◆ **Problem requirements**
Work through the data below line by line and say how many lines hold "modo"; give only the number.

(Data excerpts)

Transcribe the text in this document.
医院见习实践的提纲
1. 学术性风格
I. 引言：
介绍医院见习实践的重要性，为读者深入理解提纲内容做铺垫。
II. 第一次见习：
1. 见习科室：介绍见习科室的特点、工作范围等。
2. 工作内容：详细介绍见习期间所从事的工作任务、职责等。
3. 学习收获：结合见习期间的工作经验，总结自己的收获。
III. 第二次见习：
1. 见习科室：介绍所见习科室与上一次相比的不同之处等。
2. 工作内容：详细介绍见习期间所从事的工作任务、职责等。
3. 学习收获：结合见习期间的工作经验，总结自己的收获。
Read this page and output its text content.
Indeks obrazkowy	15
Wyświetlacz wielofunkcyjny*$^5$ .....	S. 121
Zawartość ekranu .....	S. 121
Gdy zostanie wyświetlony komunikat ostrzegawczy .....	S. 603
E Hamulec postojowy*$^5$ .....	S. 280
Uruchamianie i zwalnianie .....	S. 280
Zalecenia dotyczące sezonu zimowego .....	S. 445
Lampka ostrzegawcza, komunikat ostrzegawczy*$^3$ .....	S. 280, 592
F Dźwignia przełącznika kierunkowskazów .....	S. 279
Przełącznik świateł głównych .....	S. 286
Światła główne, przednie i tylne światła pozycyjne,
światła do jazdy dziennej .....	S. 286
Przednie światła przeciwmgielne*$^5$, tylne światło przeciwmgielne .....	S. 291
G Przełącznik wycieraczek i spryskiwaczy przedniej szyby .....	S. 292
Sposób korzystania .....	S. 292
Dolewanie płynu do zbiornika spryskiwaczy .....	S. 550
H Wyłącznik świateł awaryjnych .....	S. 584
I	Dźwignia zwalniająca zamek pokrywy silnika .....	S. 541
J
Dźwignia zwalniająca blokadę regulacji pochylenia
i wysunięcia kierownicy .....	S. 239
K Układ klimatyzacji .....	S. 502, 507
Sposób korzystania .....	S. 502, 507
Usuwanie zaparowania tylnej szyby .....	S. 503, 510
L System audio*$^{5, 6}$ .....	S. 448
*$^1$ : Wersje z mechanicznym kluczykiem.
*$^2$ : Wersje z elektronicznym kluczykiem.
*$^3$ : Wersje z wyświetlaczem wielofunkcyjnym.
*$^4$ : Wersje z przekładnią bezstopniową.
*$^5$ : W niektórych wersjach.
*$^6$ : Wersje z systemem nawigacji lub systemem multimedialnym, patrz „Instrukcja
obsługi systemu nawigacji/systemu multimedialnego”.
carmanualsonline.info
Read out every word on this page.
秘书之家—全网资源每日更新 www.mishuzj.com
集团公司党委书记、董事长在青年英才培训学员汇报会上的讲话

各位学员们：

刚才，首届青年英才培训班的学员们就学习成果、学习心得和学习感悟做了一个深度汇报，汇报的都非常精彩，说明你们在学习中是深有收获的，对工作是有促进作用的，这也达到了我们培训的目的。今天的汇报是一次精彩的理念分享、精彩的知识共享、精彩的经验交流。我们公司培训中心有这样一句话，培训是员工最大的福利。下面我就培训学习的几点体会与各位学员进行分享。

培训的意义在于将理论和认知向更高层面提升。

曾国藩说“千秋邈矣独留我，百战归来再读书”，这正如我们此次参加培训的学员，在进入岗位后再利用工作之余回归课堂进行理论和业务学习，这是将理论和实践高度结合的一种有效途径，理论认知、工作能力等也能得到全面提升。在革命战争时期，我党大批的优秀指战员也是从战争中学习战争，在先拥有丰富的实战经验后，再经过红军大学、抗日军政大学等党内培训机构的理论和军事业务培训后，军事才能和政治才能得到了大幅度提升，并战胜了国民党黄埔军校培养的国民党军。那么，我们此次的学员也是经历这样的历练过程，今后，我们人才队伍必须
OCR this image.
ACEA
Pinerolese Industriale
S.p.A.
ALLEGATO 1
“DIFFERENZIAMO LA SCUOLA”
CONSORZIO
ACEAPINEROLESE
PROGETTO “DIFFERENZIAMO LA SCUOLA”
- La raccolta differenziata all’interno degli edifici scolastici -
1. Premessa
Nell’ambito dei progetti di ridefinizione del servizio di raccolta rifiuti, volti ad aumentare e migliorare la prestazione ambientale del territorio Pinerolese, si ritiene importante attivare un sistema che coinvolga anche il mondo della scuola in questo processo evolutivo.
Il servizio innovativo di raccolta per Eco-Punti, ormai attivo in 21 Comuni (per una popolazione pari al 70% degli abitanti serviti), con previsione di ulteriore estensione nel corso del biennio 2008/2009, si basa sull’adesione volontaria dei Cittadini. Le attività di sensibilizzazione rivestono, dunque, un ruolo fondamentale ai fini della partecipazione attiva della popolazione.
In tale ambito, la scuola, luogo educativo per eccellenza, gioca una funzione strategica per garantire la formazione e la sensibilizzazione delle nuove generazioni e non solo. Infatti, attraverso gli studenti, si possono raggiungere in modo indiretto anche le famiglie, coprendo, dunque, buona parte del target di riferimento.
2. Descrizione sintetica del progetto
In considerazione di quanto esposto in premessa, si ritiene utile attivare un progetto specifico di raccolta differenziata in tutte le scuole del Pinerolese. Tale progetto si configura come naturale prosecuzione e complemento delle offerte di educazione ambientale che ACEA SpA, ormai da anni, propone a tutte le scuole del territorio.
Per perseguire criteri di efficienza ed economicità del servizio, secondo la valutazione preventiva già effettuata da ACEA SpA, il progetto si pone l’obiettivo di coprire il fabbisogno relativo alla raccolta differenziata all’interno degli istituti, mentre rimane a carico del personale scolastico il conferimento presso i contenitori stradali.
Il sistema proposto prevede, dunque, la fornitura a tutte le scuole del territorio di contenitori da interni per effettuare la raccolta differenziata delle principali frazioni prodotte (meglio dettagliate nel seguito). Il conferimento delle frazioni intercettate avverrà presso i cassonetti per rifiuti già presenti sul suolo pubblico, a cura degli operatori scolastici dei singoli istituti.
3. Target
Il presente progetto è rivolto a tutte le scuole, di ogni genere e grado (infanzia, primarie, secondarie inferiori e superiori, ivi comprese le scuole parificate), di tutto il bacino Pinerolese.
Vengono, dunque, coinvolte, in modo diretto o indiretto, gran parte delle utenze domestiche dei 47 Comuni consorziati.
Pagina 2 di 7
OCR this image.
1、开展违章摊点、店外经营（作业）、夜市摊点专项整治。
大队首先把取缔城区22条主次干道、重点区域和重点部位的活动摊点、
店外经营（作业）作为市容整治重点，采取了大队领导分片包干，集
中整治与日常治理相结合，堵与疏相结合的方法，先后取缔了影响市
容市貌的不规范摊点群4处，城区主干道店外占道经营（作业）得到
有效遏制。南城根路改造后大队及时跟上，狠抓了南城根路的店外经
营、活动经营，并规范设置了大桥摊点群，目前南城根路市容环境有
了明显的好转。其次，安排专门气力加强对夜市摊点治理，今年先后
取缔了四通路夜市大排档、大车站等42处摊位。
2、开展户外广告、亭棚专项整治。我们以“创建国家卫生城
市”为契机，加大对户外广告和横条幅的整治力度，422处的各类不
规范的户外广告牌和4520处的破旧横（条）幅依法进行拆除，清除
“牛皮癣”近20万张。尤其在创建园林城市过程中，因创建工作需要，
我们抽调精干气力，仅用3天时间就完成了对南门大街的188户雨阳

◆ **Response**
2